:: Work instructions ::
Gather the lines from the material that contain "задачи".

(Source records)
::::::::

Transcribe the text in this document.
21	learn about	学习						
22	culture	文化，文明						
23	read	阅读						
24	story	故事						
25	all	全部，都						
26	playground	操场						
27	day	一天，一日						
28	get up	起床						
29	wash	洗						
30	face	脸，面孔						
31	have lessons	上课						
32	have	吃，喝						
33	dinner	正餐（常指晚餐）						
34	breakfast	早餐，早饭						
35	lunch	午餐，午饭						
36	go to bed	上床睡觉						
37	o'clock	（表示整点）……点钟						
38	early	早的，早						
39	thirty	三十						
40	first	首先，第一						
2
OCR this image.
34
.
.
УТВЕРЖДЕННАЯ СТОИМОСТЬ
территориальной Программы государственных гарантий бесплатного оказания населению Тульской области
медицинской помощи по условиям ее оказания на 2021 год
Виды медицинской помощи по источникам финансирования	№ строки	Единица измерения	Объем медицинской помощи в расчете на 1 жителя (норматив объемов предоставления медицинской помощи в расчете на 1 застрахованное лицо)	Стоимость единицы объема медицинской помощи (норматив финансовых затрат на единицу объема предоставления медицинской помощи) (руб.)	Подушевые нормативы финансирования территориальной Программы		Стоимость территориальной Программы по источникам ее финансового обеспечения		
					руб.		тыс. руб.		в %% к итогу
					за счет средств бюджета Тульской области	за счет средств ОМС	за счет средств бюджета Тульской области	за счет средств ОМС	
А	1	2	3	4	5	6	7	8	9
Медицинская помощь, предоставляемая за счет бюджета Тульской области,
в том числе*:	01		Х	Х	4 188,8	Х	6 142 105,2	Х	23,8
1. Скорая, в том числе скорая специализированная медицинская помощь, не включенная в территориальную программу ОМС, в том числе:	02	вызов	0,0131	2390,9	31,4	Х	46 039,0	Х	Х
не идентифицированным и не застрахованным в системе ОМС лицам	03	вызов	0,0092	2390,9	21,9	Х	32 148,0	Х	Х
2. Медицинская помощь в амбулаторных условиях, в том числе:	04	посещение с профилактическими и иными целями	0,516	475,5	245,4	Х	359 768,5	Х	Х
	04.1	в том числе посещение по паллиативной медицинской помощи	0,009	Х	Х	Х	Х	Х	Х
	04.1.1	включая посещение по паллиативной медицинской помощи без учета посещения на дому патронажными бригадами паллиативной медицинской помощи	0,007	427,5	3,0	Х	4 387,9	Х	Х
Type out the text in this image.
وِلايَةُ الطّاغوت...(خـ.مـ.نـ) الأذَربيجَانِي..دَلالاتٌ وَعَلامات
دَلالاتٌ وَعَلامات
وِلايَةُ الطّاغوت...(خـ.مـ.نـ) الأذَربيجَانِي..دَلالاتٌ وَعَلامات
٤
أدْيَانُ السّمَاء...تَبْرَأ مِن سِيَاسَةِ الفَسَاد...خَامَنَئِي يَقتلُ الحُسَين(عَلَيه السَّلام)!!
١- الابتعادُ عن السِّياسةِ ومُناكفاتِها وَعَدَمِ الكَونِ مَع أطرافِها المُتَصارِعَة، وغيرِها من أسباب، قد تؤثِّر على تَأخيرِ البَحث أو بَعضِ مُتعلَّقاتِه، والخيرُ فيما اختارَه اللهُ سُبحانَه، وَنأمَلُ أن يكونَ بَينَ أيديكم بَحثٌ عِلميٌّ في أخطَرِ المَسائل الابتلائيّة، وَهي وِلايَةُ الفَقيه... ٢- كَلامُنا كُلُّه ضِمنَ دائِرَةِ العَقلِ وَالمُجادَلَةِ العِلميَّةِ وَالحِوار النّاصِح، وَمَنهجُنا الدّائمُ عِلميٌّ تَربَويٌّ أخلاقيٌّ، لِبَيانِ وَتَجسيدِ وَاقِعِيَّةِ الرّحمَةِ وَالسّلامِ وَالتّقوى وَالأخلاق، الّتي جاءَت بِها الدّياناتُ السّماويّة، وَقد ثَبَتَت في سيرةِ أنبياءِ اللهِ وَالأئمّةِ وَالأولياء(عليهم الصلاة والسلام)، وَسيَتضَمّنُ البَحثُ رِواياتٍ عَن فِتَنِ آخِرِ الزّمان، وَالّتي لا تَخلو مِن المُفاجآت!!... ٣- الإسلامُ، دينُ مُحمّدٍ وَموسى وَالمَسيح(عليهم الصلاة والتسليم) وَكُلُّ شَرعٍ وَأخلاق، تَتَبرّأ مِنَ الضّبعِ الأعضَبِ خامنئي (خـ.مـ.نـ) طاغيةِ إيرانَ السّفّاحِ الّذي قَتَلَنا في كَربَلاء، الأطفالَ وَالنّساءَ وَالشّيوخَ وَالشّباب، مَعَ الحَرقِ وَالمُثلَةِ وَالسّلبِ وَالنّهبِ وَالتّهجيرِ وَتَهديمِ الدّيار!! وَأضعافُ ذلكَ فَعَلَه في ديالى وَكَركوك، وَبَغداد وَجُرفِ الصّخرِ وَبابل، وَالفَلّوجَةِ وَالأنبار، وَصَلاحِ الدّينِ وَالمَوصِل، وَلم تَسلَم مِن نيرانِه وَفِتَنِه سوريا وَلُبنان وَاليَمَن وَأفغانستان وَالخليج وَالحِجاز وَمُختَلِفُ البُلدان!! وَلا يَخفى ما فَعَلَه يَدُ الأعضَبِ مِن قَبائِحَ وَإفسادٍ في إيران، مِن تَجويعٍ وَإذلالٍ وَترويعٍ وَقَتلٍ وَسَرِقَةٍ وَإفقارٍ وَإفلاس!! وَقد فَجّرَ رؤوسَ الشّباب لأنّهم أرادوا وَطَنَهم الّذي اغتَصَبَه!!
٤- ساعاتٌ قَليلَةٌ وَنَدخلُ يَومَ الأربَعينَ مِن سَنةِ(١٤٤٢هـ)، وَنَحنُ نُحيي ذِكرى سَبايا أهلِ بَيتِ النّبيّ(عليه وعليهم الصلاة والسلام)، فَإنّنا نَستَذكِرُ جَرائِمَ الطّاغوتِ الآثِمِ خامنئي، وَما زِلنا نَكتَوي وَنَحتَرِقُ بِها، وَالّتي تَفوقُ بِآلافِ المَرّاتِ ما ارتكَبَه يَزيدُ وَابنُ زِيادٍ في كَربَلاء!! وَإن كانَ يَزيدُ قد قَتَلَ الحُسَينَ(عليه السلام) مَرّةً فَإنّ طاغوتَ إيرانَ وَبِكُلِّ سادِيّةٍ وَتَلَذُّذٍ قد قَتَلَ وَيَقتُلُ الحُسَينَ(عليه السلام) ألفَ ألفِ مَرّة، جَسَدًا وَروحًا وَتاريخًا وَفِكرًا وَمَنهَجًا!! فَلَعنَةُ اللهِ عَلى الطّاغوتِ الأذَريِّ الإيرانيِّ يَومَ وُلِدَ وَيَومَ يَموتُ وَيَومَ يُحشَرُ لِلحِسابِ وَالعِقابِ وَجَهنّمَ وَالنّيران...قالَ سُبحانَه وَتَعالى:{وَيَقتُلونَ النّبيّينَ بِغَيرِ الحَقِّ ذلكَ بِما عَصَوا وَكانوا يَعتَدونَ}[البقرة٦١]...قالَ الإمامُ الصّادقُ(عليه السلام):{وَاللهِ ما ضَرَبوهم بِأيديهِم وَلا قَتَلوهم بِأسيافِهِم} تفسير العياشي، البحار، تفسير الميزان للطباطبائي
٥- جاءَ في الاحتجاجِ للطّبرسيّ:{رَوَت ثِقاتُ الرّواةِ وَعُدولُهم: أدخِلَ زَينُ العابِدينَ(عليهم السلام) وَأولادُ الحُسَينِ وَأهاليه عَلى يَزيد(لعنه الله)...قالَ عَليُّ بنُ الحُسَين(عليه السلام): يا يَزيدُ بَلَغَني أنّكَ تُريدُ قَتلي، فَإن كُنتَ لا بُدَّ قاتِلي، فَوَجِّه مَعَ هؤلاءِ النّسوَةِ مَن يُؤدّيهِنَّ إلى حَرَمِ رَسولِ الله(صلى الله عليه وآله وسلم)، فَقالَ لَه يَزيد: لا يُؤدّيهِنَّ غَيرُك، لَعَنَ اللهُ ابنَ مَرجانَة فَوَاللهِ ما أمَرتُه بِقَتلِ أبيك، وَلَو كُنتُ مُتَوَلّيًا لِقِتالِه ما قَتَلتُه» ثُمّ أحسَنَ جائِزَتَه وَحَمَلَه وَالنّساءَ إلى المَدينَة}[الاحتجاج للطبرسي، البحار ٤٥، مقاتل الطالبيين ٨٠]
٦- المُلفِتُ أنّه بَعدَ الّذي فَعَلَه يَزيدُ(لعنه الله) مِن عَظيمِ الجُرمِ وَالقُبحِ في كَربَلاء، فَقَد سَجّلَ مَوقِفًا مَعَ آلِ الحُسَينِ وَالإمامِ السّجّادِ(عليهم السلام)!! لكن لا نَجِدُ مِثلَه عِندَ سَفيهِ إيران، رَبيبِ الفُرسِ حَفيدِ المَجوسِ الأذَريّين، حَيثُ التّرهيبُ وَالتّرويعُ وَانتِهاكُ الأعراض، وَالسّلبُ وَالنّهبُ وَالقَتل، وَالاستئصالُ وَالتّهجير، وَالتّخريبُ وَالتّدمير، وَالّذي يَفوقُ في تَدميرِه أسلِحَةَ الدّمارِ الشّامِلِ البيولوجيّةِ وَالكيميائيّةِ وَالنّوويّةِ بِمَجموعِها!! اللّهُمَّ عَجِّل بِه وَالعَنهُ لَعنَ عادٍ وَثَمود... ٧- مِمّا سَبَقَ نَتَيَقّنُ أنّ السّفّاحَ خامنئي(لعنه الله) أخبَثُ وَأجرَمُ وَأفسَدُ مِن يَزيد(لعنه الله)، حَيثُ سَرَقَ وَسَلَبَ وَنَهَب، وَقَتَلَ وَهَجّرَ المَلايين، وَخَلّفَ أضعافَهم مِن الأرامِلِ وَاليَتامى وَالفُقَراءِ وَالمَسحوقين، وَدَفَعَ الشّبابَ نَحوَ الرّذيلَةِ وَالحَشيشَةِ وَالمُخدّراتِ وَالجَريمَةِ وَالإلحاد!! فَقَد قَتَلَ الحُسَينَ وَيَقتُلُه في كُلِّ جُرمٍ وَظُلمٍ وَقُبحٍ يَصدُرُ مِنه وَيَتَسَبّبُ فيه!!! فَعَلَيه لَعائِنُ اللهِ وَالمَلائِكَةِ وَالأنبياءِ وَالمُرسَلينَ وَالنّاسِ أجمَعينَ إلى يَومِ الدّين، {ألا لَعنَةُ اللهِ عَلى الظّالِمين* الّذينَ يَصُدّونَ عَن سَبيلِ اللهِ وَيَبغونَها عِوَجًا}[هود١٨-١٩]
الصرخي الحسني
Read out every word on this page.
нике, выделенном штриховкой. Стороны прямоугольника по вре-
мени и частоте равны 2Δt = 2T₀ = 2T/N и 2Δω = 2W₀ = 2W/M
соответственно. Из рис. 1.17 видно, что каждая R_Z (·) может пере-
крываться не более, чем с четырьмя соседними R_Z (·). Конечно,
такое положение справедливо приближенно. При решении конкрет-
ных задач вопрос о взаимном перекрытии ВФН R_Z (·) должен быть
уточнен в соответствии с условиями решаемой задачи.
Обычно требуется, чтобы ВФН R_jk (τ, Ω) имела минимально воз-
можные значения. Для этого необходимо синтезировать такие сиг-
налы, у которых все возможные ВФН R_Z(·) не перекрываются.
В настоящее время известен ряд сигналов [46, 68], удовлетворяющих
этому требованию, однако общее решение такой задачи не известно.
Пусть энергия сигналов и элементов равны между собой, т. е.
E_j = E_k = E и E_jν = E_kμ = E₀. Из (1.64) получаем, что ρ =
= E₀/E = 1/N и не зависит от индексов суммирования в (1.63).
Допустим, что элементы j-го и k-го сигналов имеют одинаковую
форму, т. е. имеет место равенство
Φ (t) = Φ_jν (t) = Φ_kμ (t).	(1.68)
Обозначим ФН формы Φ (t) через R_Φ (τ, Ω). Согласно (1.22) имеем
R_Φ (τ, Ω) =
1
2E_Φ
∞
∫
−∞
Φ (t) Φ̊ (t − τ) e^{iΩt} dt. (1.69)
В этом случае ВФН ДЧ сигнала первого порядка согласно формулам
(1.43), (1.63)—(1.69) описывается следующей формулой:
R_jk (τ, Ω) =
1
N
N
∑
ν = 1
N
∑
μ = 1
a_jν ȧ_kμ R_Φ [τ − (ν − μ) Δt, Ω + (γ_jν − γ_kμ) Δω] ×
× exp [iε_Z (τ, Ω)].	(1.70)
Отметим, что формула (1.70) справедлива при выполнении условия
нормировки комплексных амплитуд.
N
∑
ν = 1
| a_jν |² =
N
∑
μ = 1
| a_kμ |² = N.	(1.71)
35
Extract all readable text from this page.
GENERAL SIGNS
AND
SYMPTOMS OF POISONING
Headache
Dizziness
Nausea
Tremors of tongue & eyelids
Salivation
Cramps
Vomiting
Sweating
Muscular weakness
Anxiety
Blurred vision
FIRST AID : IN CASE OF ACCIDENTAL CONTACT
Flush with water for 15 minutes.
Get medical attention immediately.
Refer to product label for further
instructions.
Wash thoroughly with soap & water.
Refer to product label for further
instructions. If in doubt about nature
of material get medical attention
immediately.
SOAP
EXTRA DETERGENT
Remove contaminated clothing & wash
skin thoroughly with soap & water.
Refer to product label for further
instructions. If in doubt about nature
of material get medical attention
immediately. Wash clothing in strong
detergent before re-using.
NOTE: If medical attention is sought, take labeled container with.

::::::::

:: The completed task ::
уточнен в соответствии с условиями решаемой задачи.
этому требованию, однако общее решение такой задачи не известно.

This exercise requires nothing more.